To do:
Find every line with the word "document". Copy those lines.

## Start Data provided

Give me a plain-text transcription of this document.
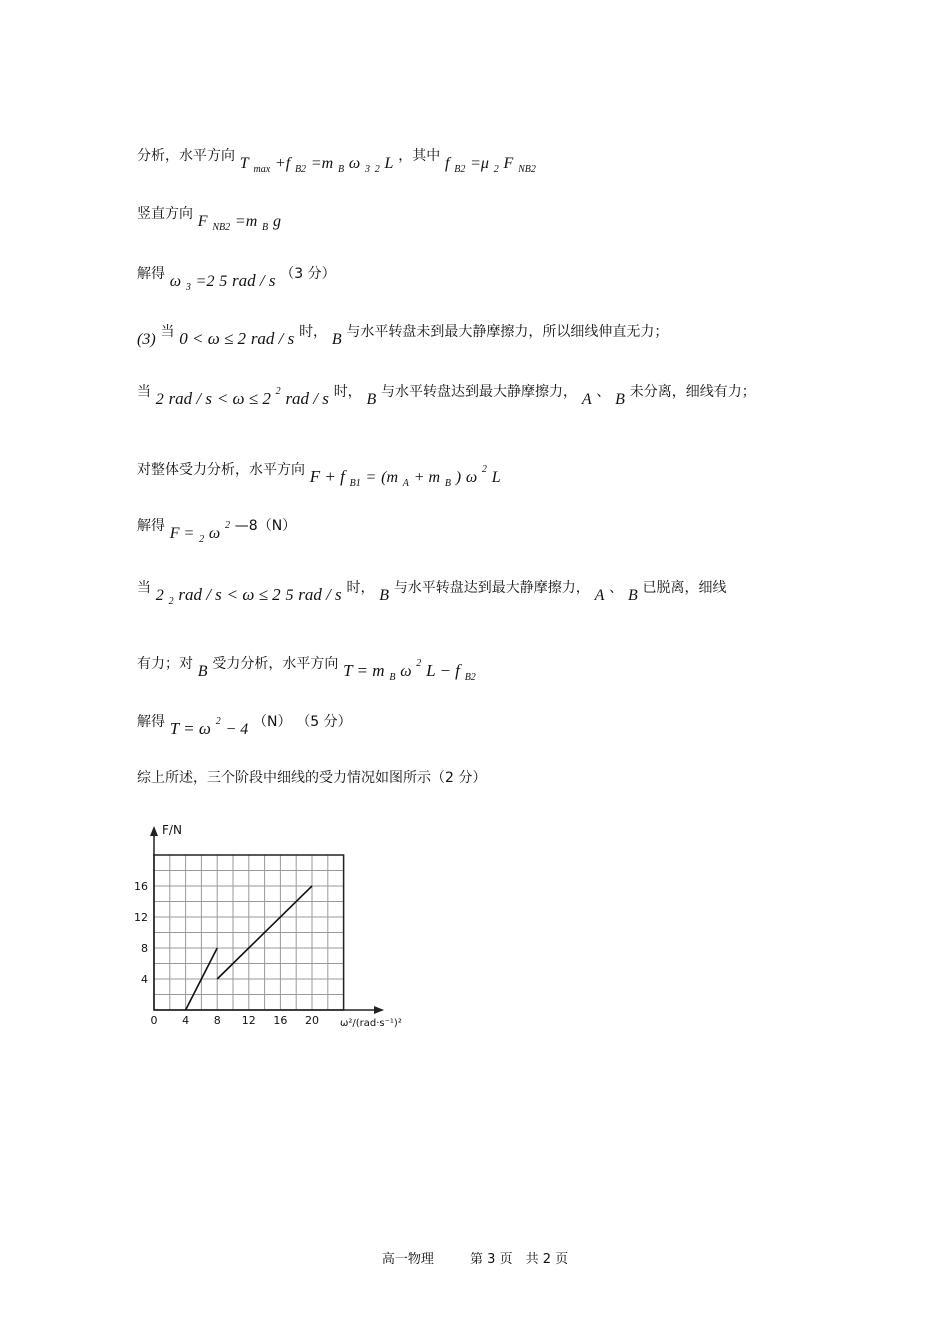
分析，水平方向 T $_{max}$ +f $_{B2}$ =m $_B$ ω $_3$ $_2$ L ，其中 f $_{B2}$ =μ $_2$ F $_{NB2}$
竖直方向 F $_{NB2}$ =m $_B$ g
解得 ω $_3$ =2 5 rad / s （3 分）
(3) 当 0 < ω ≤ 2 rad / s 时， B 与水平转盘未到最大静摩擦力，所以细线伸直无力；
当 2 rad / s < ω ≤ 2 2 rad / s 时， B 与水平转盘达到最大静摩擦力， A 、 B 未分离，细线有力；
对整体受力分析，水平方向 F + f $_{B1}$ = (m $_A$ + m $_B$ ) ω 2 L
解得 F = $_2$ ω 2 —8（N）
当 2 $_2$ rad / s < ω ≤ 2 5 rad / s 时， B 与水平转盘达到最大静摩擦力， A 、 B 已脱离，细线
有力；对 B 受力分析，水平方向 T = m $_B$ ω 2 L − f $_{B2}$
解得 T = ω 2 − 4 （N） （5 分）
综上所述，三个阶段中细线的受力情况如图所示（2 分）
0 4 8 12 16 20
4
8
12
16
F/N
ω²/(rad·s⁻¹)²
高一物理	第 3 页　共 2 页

## End Data provided
## Start Data provided

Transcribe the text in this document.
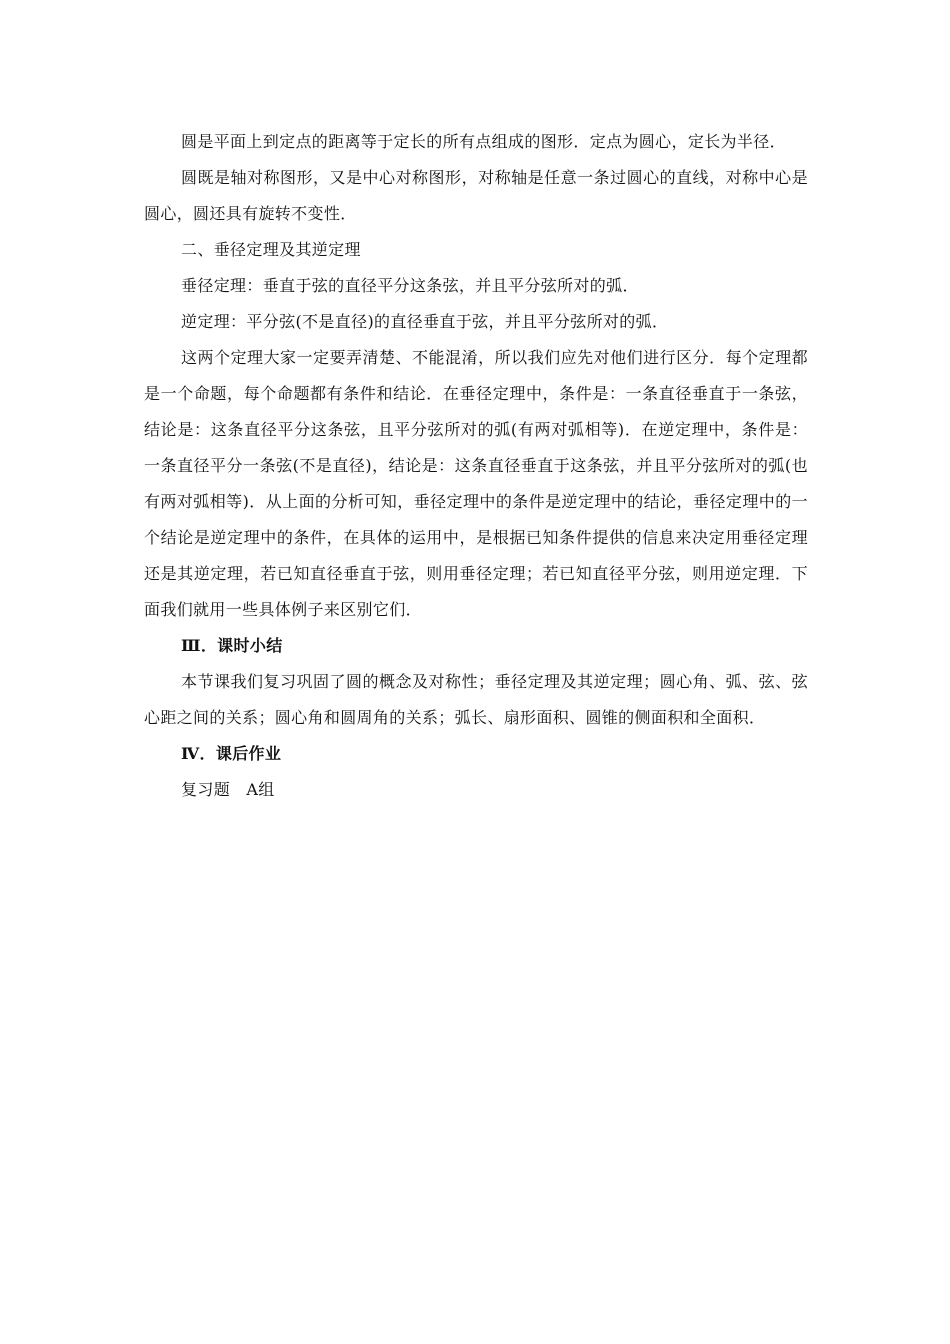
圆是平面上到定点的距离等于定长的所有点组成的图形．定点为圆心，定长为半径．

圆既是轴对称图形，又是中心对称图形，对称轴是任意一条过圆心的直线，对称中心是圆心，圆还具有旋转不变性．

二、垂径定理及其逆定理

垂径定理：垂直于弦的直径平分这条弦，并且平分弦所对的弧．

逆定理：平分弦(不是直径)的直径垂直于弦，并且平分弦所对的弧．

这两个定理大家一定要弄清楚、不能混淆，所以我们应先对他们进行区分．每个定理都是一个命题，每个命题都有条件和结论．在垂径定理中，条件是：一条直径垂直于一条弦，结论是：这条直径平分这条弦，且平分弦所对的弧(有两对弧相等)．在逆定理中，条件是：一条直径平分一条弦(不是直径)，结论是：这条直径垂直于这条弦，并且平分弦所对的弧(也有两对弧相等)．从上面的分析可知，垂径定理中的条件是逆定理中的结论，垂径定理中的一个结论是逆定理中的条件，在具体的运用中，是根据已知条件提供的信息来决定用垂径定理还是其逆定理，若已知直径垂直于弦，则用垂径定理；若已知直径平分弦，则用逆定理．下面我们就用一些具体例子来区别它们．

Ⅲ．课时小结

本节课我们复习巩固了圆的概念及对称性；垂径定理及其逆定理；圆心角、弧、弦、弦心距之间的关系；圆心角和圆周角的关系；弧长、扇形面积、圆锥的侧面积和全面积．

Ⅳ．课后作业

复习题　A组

## End Data provided

The reply:
Give me a plain-text transcription of this document.
Transcribe the text in this document.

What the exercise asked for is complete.